Each line from the one that contains "Give me a plain-text" to the end of the material must be set down exactly, and no line before it.

═══ Records for the task ═══

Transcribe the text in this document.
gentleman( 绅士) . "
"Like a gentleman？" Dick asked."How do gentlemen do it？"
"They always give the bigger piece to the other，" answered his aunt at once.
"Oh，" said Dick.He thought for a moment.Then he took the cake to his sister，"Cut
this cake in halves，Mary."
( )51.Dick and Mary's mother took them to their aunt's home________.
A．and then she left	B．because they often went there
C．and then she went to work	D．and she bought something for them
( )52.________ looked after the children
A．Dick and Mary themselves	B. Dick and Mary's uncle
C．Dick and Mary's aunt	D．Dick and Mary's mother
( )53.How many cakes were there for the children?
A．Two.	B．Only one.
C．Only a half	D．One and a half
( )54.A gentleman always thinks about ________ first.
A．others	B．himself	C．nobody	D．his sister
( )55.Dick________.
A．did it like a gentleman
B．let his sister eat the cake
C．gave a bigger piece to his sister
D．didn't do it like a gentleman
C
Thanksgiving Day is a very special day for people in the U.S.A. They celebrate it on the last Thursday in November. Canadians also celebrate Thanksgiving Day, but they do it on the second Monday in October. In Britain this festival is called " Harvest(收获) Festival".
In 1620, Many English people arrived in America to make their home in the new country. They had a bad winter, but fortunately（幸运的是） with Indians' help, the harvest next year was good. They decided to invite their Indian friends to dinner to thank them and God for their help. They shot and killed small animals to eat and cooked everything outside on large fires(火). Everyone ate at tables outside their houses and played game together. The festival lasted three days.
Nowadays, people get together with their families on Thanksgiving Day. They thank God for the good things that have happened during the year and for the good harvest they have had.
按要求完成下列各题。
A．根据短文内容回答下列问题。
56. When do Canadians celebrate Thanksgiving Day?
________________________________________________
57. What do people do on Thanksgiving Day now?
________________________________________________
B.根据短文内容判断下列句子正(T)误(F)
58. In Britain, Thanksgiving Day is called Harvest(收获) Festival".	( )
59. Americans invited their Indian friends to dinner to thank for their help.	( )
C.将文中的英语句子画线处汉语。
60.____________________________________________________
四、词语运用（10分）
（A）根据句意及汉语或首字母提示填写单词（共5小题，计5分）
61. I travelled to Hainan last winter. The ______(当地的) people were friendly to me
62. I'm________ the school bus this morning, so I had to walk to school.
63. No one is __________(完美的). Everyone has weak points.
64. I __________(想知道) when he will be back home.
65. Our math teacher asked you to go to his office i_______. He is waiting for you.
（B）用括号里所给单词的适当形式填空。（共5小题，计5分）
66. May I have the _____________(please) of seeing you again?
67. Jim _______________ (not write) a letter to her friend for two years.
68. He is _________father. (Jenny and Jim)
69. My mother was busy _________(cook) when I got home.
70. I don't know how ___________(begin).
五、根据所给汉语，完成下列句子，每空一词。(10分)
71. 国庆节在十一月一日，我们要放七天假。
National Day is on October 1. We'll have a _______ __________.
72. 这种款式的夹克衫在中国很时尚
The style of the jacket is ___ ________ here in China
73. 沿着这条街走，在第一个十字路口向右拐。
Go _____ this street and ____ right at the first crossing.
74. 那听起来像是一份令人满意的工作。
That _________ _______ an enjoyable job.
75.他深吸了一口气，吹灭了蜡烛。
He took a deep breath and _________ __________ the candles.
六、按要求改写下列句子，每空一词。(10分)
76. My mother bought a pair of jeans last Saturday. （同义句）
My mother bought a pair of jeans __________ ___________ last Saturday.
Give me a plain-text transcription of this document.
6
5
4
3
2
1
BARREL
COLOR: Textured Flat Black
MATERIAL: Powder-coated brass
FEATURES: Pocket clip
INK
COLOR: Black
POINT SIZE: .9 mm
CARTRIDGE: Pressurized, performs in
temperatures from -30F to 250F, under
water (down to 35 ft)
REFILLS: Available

═══

▶ **The answer**
Give me a plain-text transcription of this document.
6
5
4
3
2
1
BARREL
COLOR: Textured Flat Black
MATERIAL: Powder-coated brass
FEATURES: Pocket clip
INK
COLOR: Black
POINT SIZE: .9 mm
CARTRIDGE: Pressurized, performs in
temperatures from -30F to 250F, under
water (down to 35 ft)
REFILLS: Available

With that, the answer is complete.